Goal: Entries follow. Set all of them down as they stand.

(Items from a data source)
▬▬▬▬▬▬

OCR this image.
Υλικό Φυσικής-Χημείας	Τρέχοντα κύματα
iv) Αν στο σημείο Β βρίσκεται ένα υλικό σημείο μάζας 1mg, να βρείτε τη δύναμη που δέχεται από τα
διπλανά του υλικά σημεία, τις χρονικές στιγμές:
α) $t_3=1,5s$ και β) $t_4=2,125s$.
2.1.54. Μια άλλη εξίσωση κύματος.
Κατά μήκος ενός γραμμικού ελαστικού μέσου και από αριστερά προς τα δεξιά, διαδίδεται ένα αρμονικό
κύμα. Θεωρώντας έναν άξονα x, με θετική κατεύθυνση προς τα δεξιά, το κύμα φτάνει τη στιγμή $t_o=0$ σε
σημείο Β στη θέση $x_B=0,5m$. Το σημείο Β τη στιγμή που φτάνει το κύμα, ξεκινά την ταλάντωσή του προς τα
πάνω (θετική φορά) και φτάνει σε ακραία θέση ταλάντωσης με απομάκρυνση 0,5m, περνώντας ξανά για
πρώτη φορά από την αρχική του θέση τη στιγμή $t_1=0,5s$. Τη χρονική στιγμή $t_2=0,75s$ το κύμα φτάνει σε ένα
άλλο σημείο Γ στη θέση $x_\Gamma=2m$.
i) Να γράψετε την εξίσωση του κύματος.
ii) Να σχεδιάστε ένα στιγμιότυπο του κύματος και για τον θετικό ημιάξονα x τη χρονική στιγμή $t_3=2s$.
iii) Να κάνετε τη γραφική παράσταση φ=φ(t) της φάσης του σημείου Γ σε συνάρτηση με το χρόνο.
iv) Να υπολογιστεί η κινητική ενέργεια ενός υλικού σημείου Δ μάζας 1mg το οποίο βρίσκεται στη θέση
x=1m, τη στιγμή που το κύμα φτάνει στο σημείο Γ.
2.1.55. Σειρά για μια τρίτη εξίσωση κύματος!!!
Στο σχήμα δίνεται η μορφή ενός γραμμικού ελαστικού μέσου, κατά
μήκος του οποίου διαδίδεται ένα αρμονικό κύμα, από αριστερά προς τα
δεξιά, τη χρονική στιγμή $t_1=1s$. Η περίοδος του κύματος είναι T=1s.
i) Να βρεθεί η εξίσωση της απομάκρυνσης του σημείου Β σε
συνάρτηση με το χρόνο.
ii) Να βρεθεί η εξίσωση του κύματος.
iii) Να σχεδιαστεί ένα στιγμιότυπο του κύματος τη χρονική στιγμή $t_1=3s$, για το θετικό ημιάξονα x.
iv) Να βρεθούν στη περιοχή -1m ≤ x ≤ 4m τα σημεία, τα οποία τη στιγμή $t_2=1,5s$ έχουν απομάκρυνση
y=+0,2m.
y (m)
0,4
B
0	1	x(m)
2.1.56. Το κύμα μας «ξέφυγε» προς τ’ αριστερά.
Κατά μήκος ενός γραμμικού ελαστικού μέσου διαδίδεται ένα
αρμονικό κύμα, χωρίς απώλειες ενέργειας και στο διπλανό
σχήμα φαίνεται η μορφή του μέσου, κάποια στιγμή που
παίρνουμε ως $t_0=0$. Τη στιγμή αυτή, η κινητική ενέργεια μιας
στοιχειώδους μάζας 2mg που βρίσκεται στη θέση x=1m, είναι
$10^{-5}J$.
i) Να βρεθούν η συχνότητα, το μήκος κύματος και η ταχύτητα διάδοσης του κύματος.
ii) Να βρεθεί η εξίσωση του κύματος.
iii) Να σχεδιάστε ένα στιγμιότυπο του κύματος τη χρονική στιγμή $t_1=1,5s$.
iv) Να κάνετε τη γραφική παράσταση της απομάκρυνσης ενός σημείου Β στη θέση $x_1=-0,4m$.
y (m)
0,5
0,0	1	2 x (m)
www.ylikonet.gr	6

▬▬▬▬▬▬

Expected output:
OCR this image.
Υλικό Φυσικής-Χημείας	Τρέχοντα κύματα
iv) Αν στο σημείο Β βρίσκεται ένα υλικό σημείο μάζας 1mg, να βρείτε τη δύναμη που δέχεται από τα
διπλανά του υλικά σημεία, τις χρονικές στιγμές:
α) $t_3=1,5s$ και β) $t_4=2,125s$.
2.1.54. Μια άλλη εξίσωση κύματος.
Κατά μήκος ενός γραμμικού ελαστικού μέσου και από αριστερά προς τα δεξιά, διαδίδεται ένα αρμονικό
κύμα. Θεωρώντας έναν άξονα x, με θετική κατεύθυνση προς τα δεξιά, το κύμα φτάνει τη στιγμή $t_o=0$ σε
σημείο Β στη θέση $x_B=0,5m$. Το σημείο Β τη στιγμή που φτάνει το κύμα, ξεκινά την ταλάντωσή του προς τα
πάνω (θετική φορά) και φτάνει σε ακραία θέση ταλάντωσης με απομάκρυνση 0,5m, περνώντας ξανά για
πρώτη φορά από την αρχική του θέση τη στιγμή $t_1=0,5s$. Τη χρονική στιγμή $t_2=0,75s$ το κύμα φτάνει σε ένα
άλλο σημείο Γ στη θέση $x_\Gamma=2m$.
i) Να γράψετε την εξίσωση του κύματος.
ii) Να σχεδιάστε ένα στιγμιότυπο του κύματος και για τον θετικό ημιάξονα x τη χρονική στιγμή $t_3=2s$.
iii) Να κάνετε τη γραφική παράσταση φ=φ(t) της φάσης του σημείου Γ σε συνάρτηση με το χρόνο.
iv) Να υπολογιστεί η κινητική ενέργεια ενός υλικού σημείου Δ μάζας 1mg το οποίο βρίσκεται στη θέση
x=1m, τη στιγμή που το κύμα φτάνει στο σημείο Γ.
2.1.55. Σειρά για μια τρίτη εξίσωση κύματος!!!
Στο σχήμα δίνεται η μορφή ενός γραμμικού ελαστικού μέσου, κατά
μήκος του οποίου διαδίδεται ένα αρμονικό κύμα, από αριστερά προς τα
δεξιά, τη χρονική στιγμή $t_1=1s$. Η περίοδος του κύματος είναι T=1s.
i) Να βρεθεί η εξίσωση της απομάκρυνσης του σημείου Β σε
συνάρτηση με το χρόνο.
ii) Να βρεθεί η εξίσωση του κύματος.
iii) Να σχεδιαστεί ένα στιγμιότυπο του κύματος τη χρονική στιγμή $t_1=3s$, για το θετικό ημιάξονα x.
iv) Να βρεθούν στη περιοχή -1m ≤ x ≤ 4m τα σημεία, τα οποία τη στιγμή $t_2=1,5s$ έχουν απομάκρυνση
y=+0,2m.
y (m)
0,4
B
0	1	x(m)
2.1.56. Το κύμα μας «ξέφυγε» προς τ’ αριστερά.
Κατά μήκος ενός γραμμικού ελαστικού μέσου διαδίδεται ένα
αρμονικό κύμα, χωρίς απώλειες ενέργειας και στο διπλανό
σχήμα φαίνεται η μορφή του μέσου, κάποια στιγμή που
παίρνουμε ως $t_0=0$. Τη στιγμή αυτή, η κινητική ενέργεια μιας
στοιχειώδους μάζας 2mg που βρίσκεται στη θέση x=1m, είναι
$10^{-5}J$.
i) Να βρεθούν η συχνότητα, το μήκος κύματος και η ταχύτητα διάδοσης του κύματος.
ii) Να βρεθεί η εξίσωση του κύματος.
iii) Να σχεδιάστε ένα στιγμιότυπο του κύματος τη χρονική στιγμή $t_1=1,5s$.
iv) Να κάνετε τη γραφική παράσταση της απομάκρυνσης ενός σημείου Β στη θέση $x_1=-0,4m$.
y (m)
0,5
0,0	1	2 x (m)
www.ylikonet.gr	6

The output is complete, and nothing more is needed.